▸ Instructions to follow:
Copy out every line exactly, passing over the pictures.

▸ Provided data:
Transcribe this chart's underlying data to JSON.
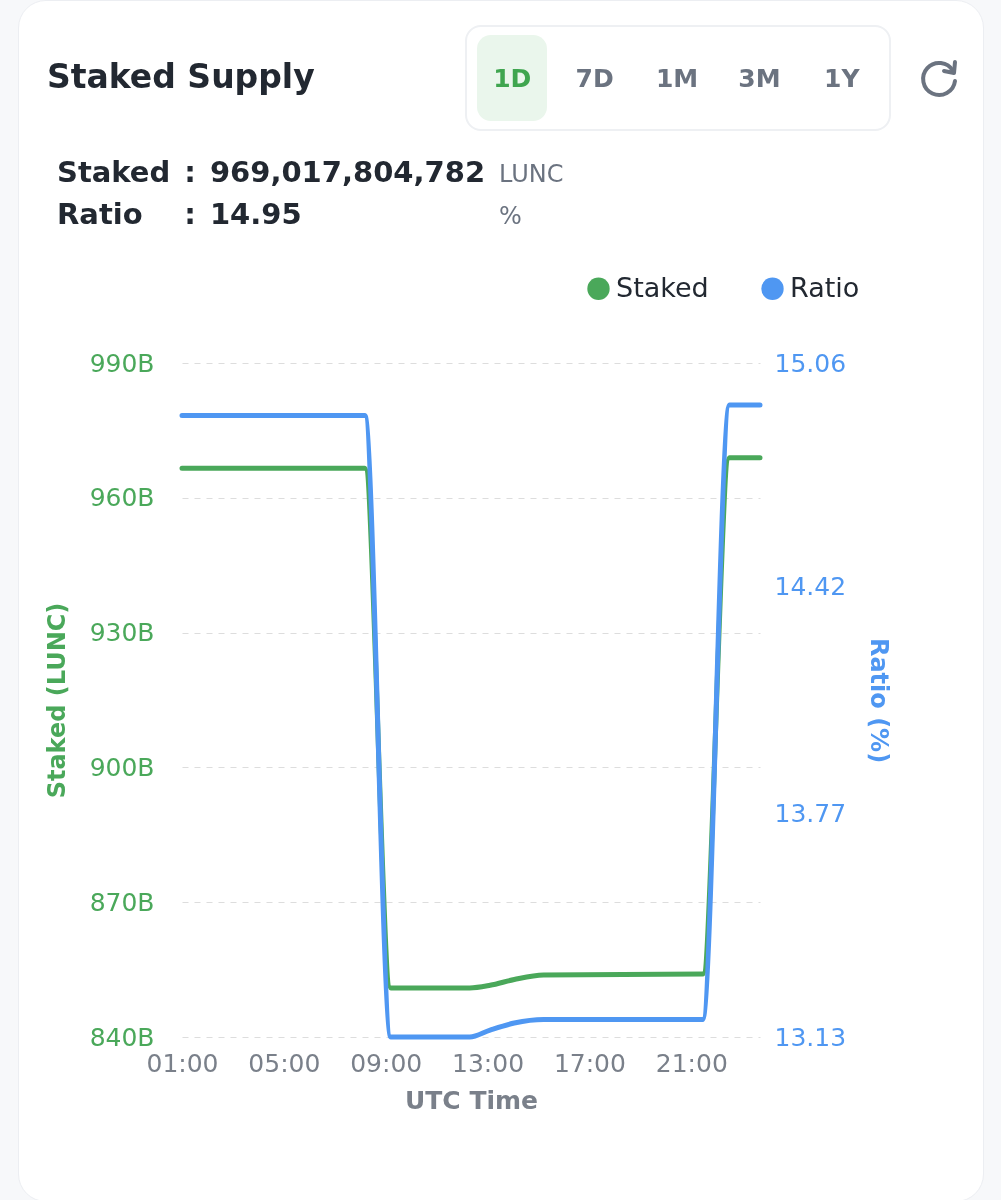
{
  "chart_data": {
    "type": "line",
    "title": "Staked Supply",
    "xlabel": "UTC Time",
    "ylabel": "Staked (LUNC)",
    "y2label": "Ratio (%)",
    "annotations": [
      "1D",
      "7D",
      "1M",
      "3M",
      "1Y",
      "Staked",
      ":",
      "969,017,804,782",
      "LUNC",
      "Ratio",
      ":",
      "14.95",
      "%"
    ],
    "x": [
      1,
      8.18,
      9.2,
      12.3,
      13.1,
      14.05,
      15.2,
      21.45,
      22.5,
      23.7
    ],
    "series": [
      {
        "name": "Staked",
        "color": "#4aa85a",
        "values": [
          966.6,
          966.6,
          850.9,
          850.9,
          851.5,
          852.8,
          853.8,
          854.0,
          968.9,
          968.9
        ]
      },
      {
        "name": "Ratio",
        "color": "#4f97f2",
        "axis": "y2",
        "values": [
          14.91,
          14.91,
          13.13,
          13.13,
          13.15,
          13.17,
          13.18,
          13.18,
          14.94,
          14.94
        ]
      }
    ],
    "xlim": [
      1,
      23.7
    ],
    "xticks": [
      {
        "value": 1,
        "label": "01:00"
      },
      {
        "value": 5,
        "label": "05:00"
      },
      {
        "value": 9,
        "label": "09:00"
      },
      {
        "value": 13,
        "label": "13:00"
      },
      {
        "value": 17,
        "label": "17:00"
      },
      {
        "value": 21,
        "label": "21:00"
      }
    ],
    "ylim": [
      840,
      990
    ],
    "yticks": [
      {
        "value": 840,
        "label": "840B"
      },
      {
        "value": 870,
        "label": "870B"
      },
      {
        "value": 900,
        "label": "900B"
      },
      {
        "value": 930,
        "label": "930B"
      },
      {
        "value": 960,
        "label": "960B"
      },
      {
        "value": 990,
        "label": "990B"
      }
    ],
    "y2lim": [
      13.13,
      15.06
    ],
    "y2ticks": [
      13.13,
      13.77,
      14.42,
      15.06
    ],
    "grid": "y",
    "legend": "top right"
  }
}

▸ Finished exercise:
Transcribe this chart's underlying data to JSON.
{
  "chart_data": {
    "type": "line",
    "title": "Staked Supply",
    "xlabel": "UTC Time",
    "ylabel": "Staked (LUNC)",
    "y2label": "Ratio (%)",
    "annotations": [
      "1D",
      "7D",
      "1M",
      "3M",
      "1Y",
      "Staked",
      ":",
      "969,017,804,782",
      "LUNC",
      "Ratio",
      ":",
      "14.95",
      "%"
    ],
    "x": [
      1,
      8.18,
      9.2,
      12.3,
      13.1,
      14.05,
      15.2,
      21.45,
      22.5,
      23.7
    ],
    "series": [
      {
        "name": "Staked",
        "color": "#4aa85a",
        "values": [
          966.6,
          966.6,
          850.9,
          850.9,
          851.5,
          852.8,
          853.8,
          854.0,
          968.9,
          968.9
        ]
      },
      {
        "name": "Ratio",
        "color": "#4f97f2",
        "axis": "y2",
        "values": [
          14.91,
          14.91,
          13.13,
          13.13,
          13.15,
          13.17,
          13.18,
          13.18,
          14.94,
          14.94
        ]
      }
    ],
    "xlim": [
      1,
      23.7
    ],
    "xticks": [
      {
        "value": 1,
        "label": "01:00"
      },
      {
        "value": 5,
        "label": "05:00"
      },
      {
        "value": 9,
        "label": "09:00"
      },
      {
        "value": 13,
        "label": "13:00"
      },
      {
        "value": 17,
        "label": "17:00"
      },
      {
        "value": 21,
        "label": "21:00"
      }
    ],
    "ylim": [
      840,
      990
    ],
    "yticks": [
      {
        "value": 840,
        "label": "840B"
      },
      {
        "value": 870,
        "label": "870B"
      },
      {
        "value": 900,
        "label": "900B"
      },
      {
        "value": 930,
        "label": "930B"
      },
      {
        "value": 960,
        "label": "960B"
      },
      {
        "value": 990,
        "label": "990B"
      }
    ],
    "y2lim": [
      13.13,
      15.06
    ],
    "y2ticks": [
      13.13,
      13.77,
      14.42,
      15.06
    ],
    "grid": "y",
    "legend": "top right"
  }
}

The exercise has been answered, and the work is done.